── Exercise data

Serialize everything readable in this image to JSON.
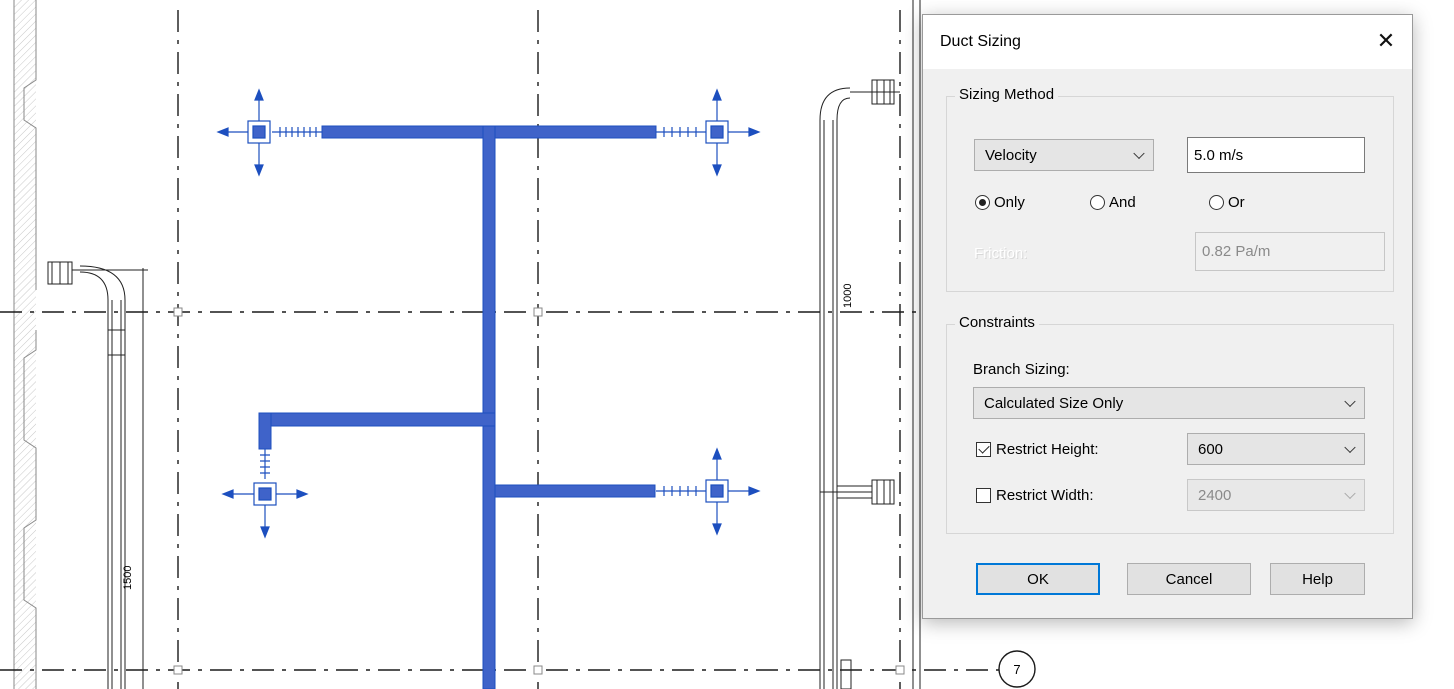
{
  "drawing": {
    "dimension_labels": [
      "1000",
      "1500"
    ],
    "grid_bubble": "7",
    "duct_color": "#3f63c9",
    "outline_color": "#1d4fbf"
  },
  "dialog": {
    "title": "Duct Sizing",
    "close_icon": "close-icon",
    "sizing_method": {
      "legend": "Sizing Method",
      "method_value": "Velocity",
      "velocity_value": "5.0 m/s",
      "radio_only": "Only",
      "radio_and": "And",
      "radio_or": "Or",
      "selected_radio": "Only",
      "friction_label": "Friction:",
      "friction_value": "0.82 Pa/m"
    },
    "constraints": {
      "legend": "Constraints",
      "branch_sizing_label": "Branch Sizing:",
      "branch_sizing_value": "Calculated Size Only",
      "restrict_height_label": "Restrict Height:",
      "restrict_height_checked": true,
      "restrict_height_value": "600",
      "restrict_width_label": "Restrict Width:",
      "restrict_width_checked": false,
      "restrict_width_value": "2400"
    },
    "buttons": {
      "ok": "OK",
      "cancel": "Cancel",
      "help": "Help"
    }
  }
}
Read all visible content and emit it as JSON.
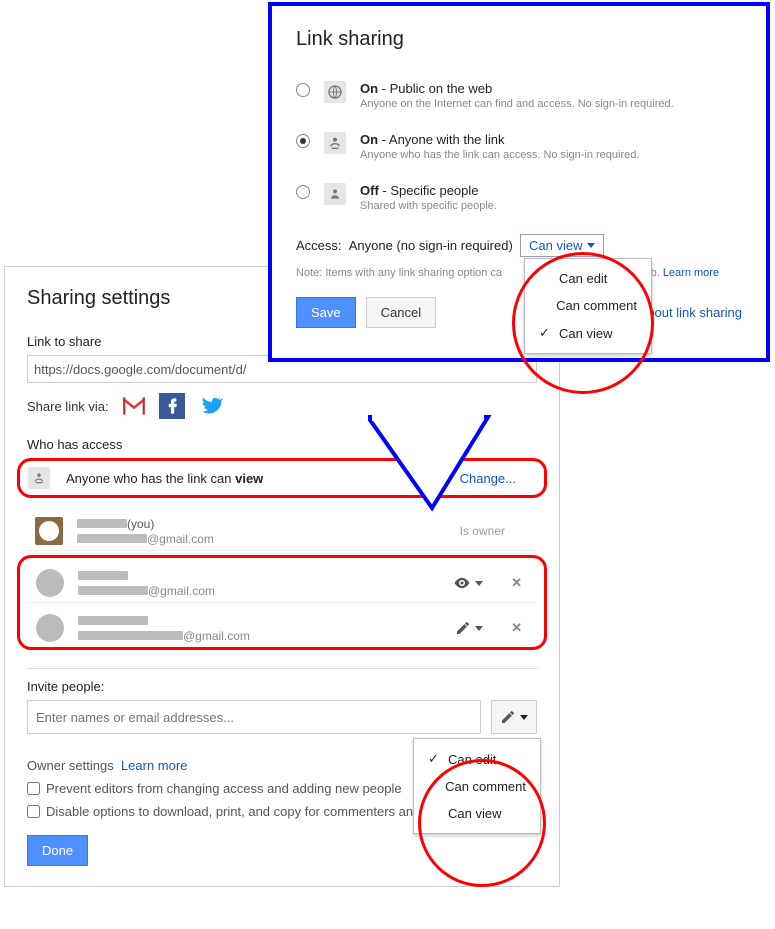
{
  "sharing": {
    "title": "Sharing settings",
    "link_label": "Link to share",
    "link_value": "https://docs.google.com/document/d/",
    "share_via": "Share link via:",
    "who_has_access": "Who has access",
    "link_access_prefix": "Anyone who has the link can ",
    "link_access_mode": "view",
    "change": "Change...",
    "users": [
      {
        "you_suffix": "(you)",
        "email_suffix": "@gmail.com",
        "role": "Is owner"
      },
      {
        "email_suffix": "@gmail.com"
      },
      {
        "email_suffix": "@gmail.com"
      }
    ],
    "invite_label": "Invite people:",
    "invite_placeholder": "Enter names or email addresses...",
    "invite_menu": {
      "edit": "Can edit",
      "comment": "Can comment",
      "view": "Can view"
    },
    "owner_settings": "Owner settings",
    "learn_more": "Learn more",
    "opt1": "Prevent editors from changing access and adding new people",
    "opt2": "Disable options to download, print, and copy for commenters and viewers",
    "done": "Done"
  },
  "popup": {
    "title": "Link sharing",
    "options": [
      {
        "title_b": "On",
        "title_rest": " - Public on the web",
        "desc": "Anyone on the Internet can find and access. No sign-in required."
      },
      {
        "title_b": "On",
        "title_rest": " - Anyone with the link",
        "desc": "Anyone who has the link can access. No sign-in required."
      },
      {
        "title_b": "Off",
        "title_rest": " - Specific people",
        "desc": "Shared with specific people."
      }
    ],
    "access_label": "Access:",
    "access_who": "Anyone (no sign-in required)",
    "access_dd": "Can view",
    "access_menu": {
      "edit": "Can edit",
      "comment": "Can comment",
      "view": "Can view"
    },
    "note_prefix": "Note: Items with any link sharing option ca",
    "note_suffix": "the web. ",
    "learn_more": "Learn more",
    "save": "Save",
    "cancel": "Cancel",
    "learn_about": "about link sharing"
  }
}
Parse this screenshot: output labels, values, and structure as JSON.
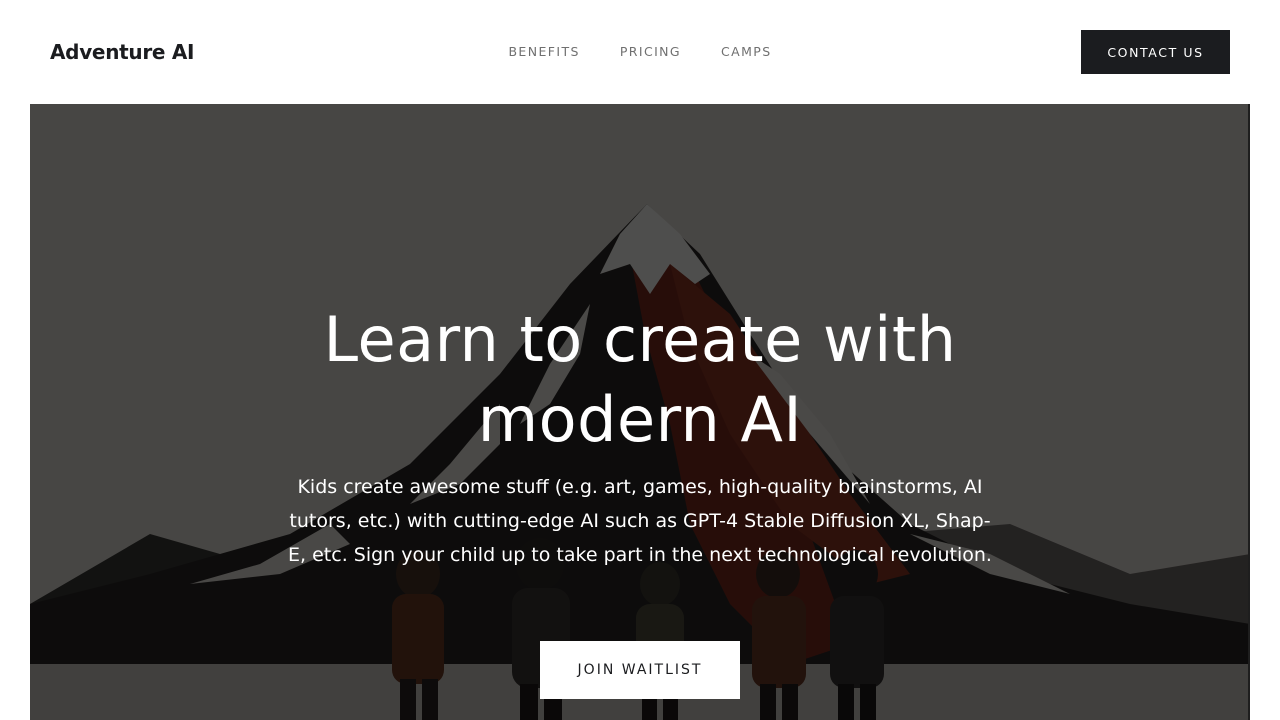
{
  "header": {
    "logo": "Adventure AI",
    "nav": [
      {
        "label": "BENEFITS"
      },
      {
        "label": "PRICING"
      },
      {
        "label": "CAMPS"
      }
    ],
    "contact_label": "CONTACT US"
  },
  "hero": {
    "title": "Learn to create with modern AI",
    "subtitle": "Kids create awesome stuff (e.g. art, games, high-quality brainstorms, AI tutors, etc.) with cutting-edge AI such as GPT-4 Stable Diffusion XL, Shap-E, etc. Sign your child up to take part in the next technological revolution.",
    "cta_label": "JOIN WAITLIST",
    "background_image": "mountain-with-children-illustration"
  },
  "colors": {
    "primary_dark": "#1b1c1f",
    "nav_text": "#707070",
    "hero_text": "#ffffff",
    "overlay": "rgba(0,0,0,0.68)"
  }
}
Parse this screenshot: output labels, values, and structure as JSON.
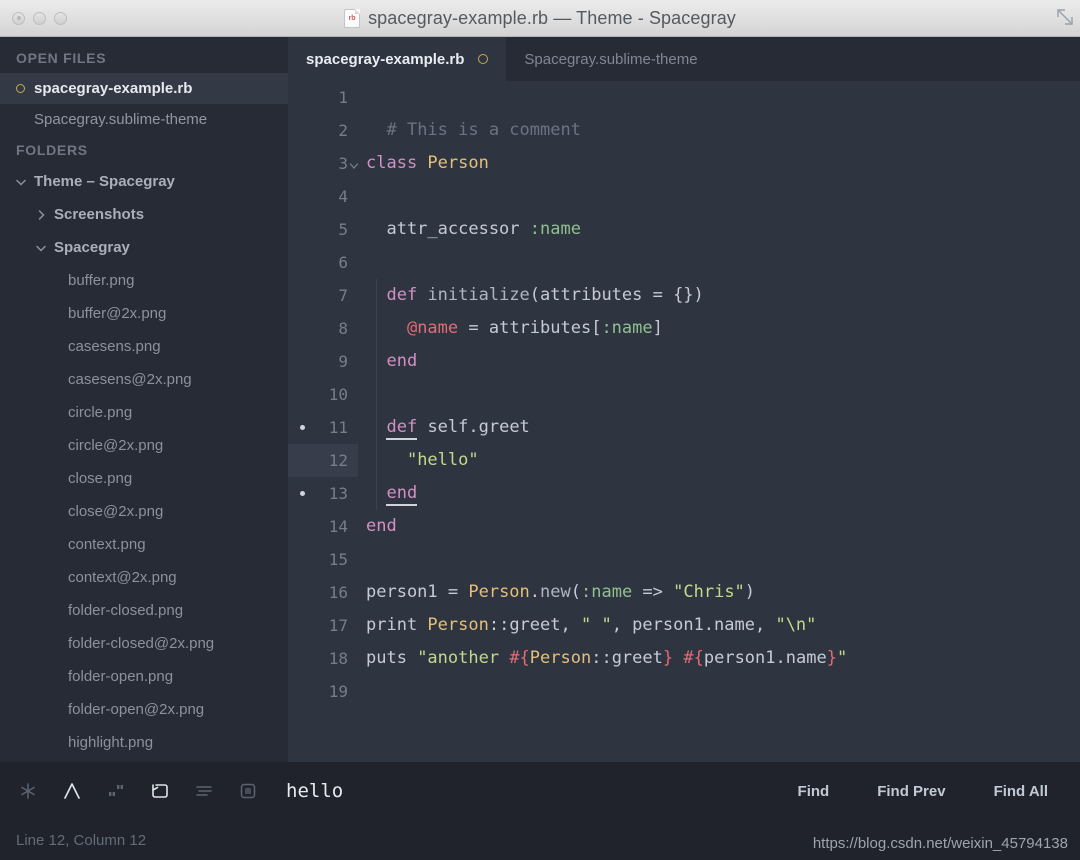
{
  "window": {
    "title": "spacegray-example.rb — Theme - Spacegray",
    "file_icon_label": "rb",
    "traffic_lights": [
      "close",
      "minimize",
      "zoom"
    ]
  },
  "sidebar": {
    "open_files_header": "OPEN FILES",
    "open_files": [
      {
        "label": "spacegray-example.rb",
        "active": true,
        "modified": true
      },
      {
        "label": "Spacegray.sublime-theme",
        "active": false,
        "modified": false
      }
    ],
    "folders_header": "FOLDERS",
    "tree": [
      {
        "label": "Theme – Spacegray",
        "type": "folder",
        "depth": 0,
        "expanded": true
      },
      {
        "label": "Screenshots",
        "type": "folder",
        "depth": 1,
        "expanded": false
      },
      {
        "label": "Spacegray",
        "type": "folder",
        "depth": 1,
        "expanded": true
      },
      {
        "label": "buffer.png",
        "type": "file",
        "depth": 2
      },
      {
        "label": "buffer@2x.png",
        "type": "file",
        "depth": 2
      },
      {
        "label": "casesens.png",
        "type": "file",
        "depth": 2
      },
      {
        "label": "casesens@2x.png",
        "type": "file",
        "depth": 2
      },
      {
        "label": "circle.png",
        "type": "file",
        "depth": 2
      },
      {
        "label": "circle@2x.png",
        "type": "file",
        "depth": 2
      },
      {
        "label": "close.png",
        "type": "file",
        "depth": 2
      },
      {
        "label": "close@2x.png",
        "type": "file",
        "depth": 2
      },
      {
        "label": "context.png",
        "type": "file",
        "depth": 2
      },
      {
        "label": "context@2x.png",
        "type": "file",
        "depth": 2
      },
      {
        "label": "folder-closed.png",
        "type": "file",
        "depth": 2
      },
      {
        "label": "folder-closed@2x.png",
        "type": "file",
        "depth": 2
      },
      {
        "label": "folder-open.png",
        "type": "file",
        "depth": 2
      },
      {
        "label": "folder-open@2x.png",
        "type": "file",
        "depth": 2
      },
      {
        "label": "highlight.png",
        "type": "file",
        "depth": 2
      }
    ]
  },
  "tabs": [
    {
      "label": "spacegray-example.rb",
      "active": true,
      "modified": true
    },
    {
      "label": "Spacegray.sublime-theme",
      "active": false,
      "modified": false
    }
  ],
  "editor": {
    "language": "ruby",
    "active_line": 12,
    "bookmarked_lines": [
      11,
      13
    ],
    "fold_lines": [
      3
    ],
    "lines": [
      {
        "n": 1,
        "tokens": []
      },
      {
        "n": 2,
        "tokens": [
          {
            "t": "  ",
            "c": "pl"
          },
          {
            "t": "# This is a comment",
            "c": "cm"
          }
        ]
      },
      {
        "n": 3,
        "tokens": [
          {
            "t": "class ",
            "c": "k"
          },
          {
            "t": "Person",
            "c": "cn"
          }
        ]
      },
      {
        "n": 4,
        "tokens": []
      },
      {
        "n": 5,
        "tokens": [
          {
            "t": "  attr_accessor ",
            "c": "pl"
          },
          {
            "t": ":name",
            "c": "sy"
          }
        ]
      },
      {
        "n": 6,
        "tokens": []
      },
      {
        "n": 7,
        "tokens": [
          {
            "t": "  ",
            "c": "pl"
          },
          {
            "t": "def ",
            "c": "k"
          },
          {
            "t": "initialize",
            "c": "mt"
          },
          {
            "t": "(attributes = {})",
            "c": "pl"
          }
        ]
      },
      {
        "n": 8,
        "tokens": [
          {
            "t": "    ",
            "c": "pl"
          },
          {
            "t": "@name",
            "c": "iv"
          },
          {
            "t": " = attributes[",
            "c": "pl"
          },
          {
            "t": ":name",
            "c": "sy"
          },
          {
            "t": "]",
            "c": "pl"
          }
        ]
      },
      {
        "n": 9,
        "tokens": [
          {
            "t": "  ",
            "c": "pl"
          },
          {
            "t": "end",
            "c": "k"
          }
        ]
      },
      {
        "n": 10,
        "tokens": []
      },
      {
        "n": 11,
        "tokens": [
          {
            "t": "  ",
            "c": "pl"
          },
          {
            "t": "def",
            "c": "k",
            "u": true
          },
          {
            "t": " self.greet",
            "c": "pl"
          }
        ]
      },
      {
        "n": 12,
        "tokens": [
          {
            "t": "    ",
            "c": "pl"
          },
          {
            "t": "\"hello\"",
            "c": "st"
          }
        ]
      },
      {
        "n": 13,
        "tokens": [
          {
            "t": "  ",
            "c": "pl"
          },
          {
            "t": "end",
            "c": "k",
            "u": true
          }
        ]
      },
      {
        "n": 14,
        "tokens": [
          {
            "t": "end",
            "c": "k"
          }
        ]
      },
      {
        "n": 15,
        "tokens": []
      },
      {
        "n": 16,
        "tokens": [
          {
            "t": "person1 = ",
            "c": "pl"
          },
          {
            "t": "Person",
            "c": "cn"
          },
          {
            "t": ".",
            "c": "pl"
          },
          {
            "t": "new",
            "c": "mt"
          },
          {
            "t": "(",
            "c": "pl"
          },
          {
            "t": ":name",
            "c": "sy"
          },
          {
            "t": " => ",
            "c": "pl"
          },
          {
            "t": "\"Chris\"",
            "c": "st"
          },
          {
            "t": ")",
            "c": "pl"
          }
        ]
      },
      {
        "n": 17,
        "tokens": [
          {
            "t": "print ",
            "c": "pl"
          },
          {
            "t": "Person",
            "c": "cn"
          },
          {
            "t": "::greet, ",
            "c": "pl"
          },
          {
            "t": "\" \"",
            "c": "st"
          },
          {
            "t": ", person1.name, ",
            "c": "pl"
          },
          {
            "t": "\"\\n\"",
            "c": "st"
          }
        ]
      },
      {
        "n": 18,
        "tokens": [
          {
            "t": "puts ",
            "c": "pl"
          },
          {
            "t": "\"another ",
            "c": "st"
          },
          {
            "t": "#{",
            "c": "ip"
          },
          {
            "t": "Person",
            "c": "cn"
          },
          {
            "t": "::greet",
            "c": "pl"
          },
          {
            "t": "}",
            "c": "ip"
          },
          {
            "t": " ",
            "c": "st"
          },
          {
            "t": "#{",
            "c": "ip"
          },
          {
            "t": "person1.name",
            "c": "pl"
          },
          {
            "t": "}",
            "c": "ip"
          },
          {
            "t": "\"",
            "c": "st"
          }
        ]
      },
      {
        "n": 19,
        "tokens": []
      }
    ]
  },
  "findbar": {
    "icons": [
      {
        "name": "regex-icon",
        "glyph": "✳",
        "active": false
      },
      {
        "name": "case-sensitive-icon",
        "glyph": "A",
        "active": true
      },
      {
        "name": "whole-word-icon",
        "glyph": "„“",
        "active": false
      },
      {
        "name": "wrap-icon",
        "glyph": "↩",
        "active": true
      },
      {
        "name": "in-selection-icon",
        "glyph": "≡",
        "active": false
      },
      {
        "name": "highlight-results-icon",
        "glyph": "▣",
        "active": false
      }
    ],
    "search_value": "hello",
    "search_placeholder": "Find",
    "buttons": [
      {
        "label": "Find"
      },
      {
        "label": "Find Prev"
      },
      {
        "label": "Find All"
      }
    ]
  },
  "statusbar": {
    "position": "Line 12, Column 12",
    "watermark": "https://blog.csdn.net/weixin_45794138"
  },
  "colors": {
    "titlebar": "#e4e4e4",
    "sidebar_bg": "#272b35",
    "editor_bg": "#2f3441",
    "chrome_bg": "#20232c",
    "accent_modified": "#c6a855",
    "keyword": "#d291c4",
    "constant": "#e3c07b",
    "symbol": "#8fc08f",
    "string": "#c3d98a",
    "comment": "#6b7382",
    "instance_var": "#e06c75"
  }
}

────

- _Short task_
Write out each line of the data that holds the string "create".

- _Response to the task_
    "title": "Learn to create with modern AI",
    "subtitle": "Kids create awesome stuff (e.g. art, games, high-quality brainstorms, AI tutors, etc.) with cutting-edge AI such as GPT-4 Stable Diffusion XL, Shap-E, etc. Sign your child up to take part in the next technological revolution.",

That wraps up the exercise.